[A run of records]
START

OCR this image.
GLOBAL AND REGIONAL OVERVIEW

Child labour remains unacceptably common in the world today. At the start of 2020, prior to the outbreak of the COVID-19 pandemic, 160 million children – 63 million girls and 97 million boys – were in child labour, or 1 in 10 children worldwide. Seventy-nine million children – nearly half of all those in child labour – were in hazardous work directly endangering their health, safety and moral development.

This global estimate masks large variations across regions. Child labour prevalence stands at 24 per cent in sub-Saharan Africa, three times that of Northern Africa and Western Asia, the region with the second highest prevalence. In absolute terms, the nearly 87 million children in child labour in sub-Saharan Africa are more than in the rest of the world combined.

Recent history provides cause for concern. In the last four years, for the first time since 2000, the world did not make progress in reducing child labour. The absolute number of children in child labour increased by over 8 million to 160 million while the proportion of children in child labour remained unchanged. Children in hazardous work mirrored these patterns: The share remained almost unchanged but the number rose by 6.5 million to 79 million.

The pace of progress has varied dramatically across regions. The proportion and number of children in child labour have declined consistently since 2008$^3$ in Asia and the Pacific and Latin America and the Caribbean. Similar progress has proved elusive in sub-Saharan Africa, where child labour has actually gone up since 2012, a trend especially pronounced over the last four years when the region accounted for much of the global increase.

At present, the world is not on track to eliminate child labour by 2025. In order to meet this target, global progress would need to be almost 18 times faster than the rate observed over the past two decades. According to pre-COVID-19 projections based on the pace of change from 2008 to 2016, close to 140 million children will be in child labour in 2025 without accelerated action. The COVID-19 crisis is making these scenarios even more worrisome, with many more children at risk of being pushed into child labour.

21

END
START

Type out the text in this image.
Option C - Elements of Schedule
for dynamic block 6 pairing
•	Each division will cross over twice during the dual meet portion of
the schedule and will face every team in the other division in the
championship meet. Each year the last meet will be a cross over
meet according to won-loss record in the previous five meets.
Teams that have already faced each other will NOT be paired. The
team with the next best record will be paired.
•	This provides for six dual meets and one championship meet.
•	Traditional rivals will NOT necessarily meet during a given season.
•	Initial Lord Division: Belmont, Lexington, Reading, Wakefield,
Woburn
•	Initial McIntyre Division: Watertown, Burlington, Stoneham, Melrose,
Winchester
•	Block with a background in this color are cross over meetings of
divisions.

END

• _Job_
Extract every line above containing the word "image".

• _Output for this exercise_
OCR this image.
Type out the text in this image.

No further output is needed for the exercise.